**Provided material:**
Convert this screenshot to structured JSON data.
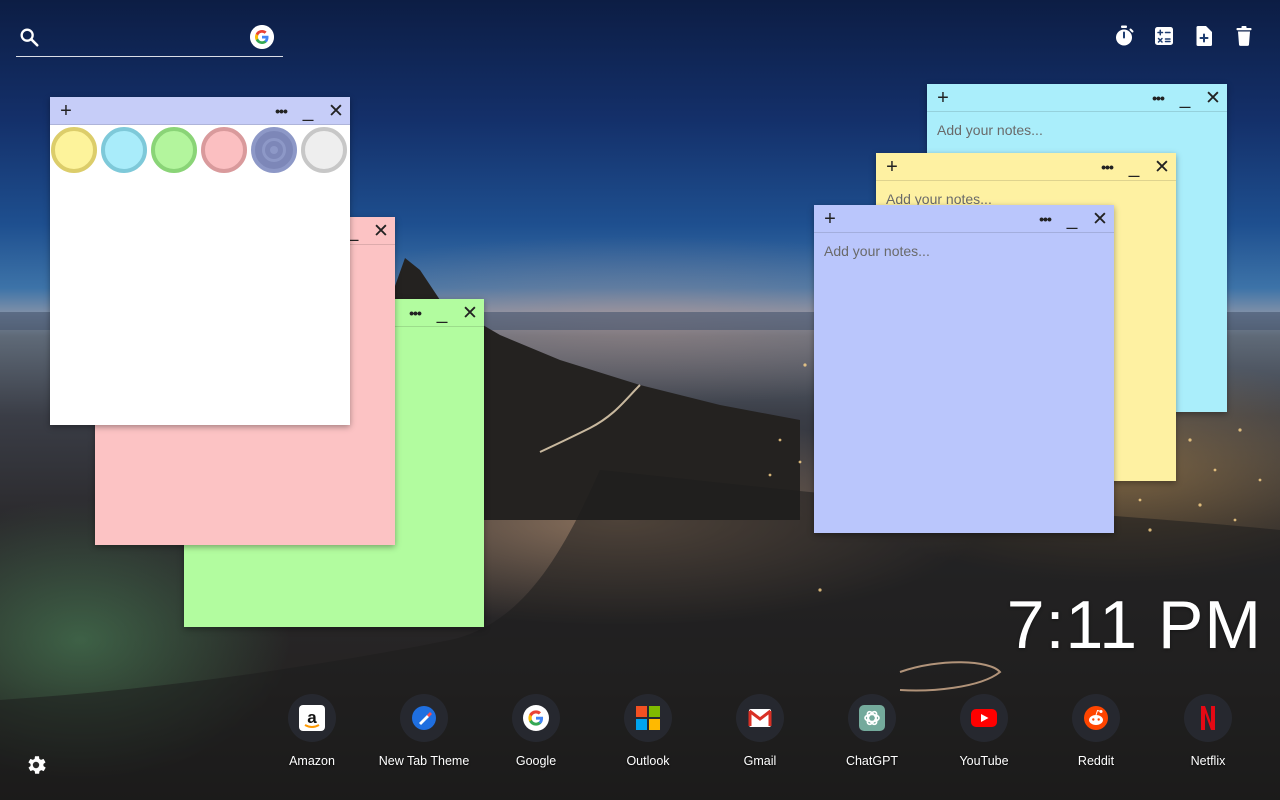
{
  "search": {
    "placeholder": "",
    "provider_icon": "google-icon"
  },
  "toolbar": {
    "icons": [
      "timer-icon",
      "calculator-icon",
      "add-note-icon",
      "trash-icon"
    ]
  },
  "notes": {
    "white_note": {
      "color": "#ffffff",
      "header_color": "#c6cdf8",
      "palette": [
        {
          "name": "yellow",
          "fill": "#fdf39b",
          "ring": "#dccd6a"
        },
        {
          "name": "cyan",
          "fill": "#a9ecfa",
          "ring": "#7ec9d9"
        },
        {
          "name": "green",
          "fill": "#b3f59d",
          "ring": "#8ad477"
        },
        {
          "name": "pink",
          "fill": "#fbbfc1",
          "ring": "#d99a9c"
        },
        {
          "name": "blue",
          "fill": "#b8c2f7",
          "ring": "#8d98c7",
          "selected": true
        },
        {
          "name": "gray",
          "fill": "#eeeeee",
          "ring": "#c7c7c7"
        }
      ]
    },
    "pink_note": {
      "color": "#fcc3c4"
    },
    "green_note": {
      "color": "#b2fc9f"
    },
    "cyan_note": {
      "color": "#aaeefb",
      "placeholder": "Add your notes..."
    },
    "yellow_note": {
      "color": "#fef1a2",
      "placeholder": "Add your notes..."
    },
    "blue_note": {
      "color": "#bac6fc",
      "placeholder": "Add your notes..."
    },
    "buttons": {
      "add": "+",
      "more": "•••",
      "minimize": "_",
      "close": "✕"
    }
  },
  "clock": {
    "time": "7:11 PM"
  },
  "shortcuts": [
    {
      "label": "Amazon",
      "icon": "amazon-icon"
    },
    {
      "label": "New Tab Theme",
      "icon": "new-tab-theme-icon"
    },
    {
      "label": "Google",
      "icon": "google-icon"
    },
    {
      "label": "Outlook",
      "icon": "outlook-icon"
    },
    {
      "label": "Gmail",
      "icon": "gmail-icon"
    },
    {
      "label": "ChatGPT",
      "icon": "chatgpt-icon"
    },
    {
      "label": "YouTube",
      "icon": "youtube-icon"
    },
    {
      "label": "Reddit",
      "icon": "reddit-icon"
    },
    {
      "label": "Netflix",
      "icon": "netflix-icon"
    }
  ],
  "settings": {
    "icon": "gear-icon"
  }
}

**Directions:**
Search the data for "fill". Copy every matching line.

**Task result:**
          "fill": "#fdf39b",
          "fill": "#a9ecfa",
          "fill": "#b3f59d",
          "fill": "#fbbfc1",
          "fill": "#b8c2f7",
          "fill": "#eeeeee",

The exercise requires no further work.